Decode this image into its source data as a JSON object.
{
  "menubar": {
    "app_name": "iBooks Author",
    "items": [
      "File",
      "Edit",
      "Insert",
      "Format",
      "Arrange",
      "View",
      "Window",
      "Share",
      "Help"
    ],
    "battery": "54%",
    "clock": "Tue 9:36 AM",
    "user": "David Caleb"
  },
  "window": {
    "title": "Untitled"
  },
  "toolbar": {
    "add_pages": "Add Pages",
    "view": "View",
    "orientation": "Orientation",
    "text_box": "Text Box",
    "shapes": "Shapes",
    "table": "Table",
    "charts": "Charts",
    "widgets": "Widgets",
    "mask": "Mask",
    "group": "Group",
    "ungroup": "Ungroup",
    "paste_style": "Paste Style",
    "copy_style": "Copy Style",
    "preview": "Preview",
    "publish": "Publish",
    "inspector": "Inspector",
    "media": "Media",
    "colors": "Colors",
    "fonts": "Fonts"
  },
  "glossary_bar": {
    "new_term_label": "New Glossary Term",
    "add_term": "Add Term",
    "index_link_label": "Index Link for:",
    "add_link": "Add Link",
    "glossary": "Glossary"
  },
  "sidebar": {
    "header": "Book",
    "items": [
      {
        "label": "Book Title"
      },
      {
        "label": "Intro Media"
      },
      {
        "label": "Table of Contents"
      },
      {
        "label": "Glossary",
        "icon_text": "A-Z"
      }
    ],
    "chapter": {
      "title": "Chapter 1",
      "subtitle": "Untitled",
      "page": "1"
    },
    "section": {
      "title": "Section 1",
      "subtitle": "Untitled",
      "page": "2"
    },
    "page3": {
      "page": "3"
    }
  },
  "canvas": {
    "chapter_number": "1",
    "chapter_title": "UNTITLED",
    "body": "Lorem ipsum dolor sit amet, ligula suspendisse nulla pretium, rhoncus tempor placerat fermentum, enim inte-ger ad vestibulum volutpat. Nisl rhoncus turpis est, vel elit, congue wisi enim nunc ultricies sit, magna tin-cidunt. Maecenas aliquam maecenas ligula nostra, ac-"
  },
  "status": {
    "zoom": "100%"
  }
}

» **Given task**
Repeat every line of the material exactly as given.

» **Task answer**
Decode this image into its source data as a JSON object.
{
  "menubar": {
    "app_name": "iBooks Author",
    "items": [
      "File",
      "Edit",
      "Insert",
      "Format",
      "Arrange",
      "View",
      "Window",
      "Share",
      "Help"
    ],
    "battery": "54%",
    "clock": "Tue 9:36 AM",
    "user": "David Caleb"
  },
  "window": {
    "title": "Untitled"
  },
  "toolbar": {
    "add_pages": "Add Pages",
    "view": "View",
    "orientation": "Orientation",
    "text_box": "Text Box",
    "shapes": "Shapes",
    "table": "Table",
    "charts": "Charts",
    "widgets": "Widgets",
    "mask": "Mask",
    "group": "Group",
    "ungroup": "Ungroup",
    "paste_style": "Paste Style",
    "copy_style": "Copy Style",
    "preview": "Preview",
    "publish": "Publish",
    "inspector": "Inspector",
    "media": "Media",
    "colors": "Colors",
    "fonts": "Fonts"
  },
  "glossary_bar": {
    "new_term_label": "New Glossary Term",
    "add_term": "Add Term",
    "index_link_label": "Index Link for:",
    "add_link": "Add Link",
    "glossary": "Glossary"
  },
  "sidebar": {
    "header": "Book",
    "items": [
      {
        "label": "Book Title"
      },
      {
        "label": "Intro Media"
      },
      {
        "label": "Table of Contents"
      },
      {
        "label": "Glossary",
        "icon_text": "A-Z"
      }
    ],
    "chapter": {
      "title": "Chapter 1",
      "subtitle": "Untitled",
      "page": "1"
    },
    "section": {
      "title": "Section 1",
      "subtitle": "Untitled",
      "page": "2"
    },
    "page3": {
      "page": "3"
    }
  },
  "canvas": {
    "chapter_number": "1",
    "chapter_title": "UNTITLED",
    "body": "Lorem ipsum dolor sit amet, ligula suspendisse nulla pretium, rhoncus tempor placerat fermentum, enim inte-ger ad vestibulum volutpat. Nisl rhoncus turpis est, vel elit, congue wisi enim nunc ultricies sit, magna tin-cidunt. Maecenas aliquam maecenas ligula nostra, ac-"
  },
  "status": {
    "zoom": "100%"
  }
}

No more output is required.